**Polecenia do wykonania:**
1 - Sprawdź, czy każde z poniższych stwierdzeń zgadza się z tekstem o EQB. Odpowiedz „tak” lub „nie” i dosłownie przytocz słowa tekstu, które o tym rozstrzygają. (a) W Niemczech od stycznia do czerwca 2025 r. zarejestrowano około 220 tys. aut na baterie. (b) Podstawowa wersja EQB kosztowała w Niemczech mniej niż 50 tys. euro. (c) EQB korzystał z architektury 800 V.
2 - Zacytuj z tekstu o EQB wszystko od słów „Pozycjonowanie cenowe było” aż po słowa „spalinowych wersjach GLB.”.

**Fragment źródłowy:**
Gdy polski konfigurator wciąż pozwala zamówić EQB, w niemieckim cenniku model zniknął bez zapowiedzi. Taka decyzja po zaledwie czterech latach sprzedaży to czytelny sygnał, że kompaktowy elektryczny SUV Mercedesa nie zdobył pozycji, jakiej oczekiwano od marki z gwiazdą. Na największym rynku producenta aut premium – czyli w Niemczech – brak obecności w ofercie bywa równoznaczny z końcem cyklu życia produktu lub szybkim przygotowaniem miejsca dla następcy.

Samo wycofanie nastąpiło w szczególnym momencie: po wygaszeniu rządowych dopłat dla „elektryków” w grudniu 2023 r. i w chwili, gdy konkurenci intensywnie odświeżają gamę modeli segmentu C-SUV. W rezultacie strategia Mercedesa musi już uwzględniać klientów, którzy porównują nie tylko cenę i zasięg, lecz także szybkość ładowania czy poziom cyfryzacji kabiny – obszary, w których EQB prezentował rozwiązania sprzed kilku lat.

Kontekst rynkowy i twarde liczby

Niemiecki rynek samochodów elektrycznych należy do najbardziej wymagających w Europie. Od stycznia do czerwca 2025 r. zarejestrowano tam około 220 tys. aut na baterie. EQB uzyskał w tym okresie niespełna 3,8 tys. rejestracji, co przekłada się na udział zaledwie 1,7 % w segmencie BEV-SUV-C. Dla porównania, bezpośredni rywal BMW iX1 przekroczył poziom 7,4 tys. sztuk, a Tesla Model Y – dominujący w segmencie D-SUV – przekroczył 30 tys. egzemplarzy. Różnica pokazuje skalę wyzwania, z jakim konkurowała konstrukcja bazująca na spalinowym GLB i platformie MFA2 zaprojektowanej pierwotnie pod silniki spalinowe.

Dlaczego EQB nie spełnił oczekiwań

Pozycjonowanie cenowe było pierwszym hamulcem sprzedaży. Wersja podstawowa kosztowała w Niemczech około 57 tys. euro, podczas gdy iX1 startował poniżej 50 tys. euro, a azjatyccy konkurenci – tacy jak Hyundai Kona Electric czy BYD Atto 3 – schodzili poniżej 40 tys. euro. Jednocześnie realny zasięg EQB 300 4Matic oscylował wokół 350 km w warunkach mieszanych, co nie imponowało klientom regularnie pokonującym trasy autostradowe.

Drugi słaby punkt to architektura 400 V z maksymalną mocą ładowania 100–110 kW. Pojazdy z nowszych platform 800 V (Kia EV6, Hyundai Ioniq 5 czy Porsche Macan Electric) skracają postój przy ładowarce z 30 do 18 minut, co w codziennym użytkowaniu tworzy wyraźną różnicę komfortu. EQB nie wnosił też przełomu w dziedzinie interfejsu ani systemów wspomagania – kokpit MBUX pozostawał praktyczny, lecz identyczny z rozwiązaniami oferowanymi w spalinowych wersjach GLB.

**Zapisane rekordy:**
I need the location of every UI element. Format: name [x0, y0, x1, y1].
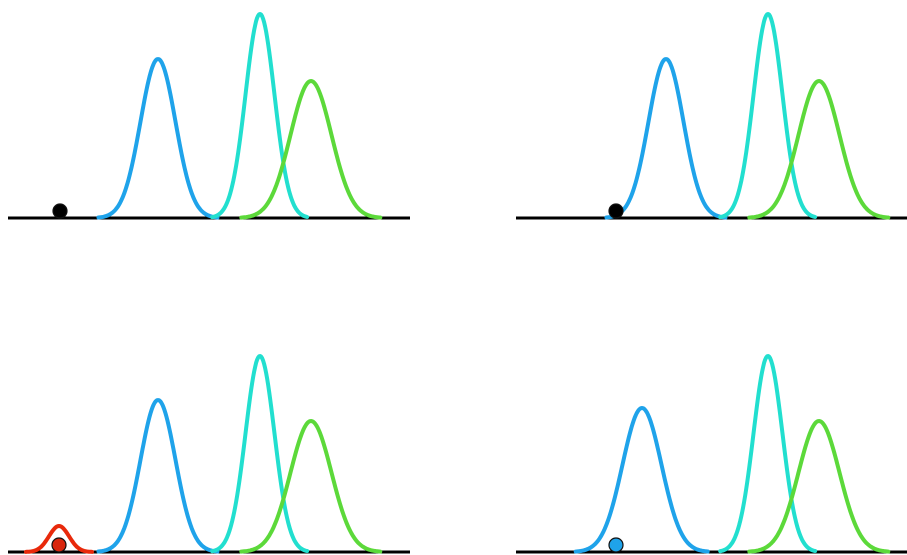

--

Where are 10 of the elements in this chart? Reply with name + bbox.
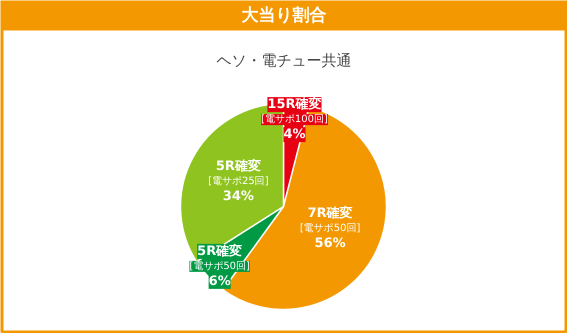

**Zestaw odpowiedzi:**
1 -
(a) Tak: „Od stycznia do czerwca 2025 r. zarejestrowano tam około 220 tys. aut na baterie.”
(b) Nie: „Wersja podstawowa kosztowała w Niemczech około 57 tys. euro”
(c) Nie: „Drugi słaby punkt to architektura 400 V z maksymalną mocą ładowania 100–110 kW.”

2 -
Pozycjonowanie cenowe było pierwszym hamulcem sprzedaży. Wersja podstawowa kosztowała w Niemczech około 57 tys. euro, podczas gdy iX1 startował poniżej 50 tys. euro, a azjatyccy konkurenci – tacy jak Hyundai Kona Electric czy BYD Atto 3 – schodzili poniżej 40 tys. euro. Jednocześnie realny zasięg EQB 300 4Matic oscylował wokół 350 km w warunkach mieszanych, co nie imponowało klientom regularnie pokonującym trasy autostradowe.

Drugi słaby punkt to architektura 400 V z maksymalną mocą ładowania 100–110 kW. Pojazdy z nowszych platform 800 V (Kia EV6, Hyundai Ioniq 5 czy Porsche Macan Electric) skracają postój przy ładowarce z 30 do 18 minut, co w codziennym użytkowaniu tworzy wyraźną różnicę komfortu. EQB nie wnosił też przełomu w dziedzinie interfejsu ani systemów wspomagania – kokpit MBUX pozostawał praktyczny, lecz identyczny z rozwiązaniami oferowanymi w spalinowych wersjach GLB.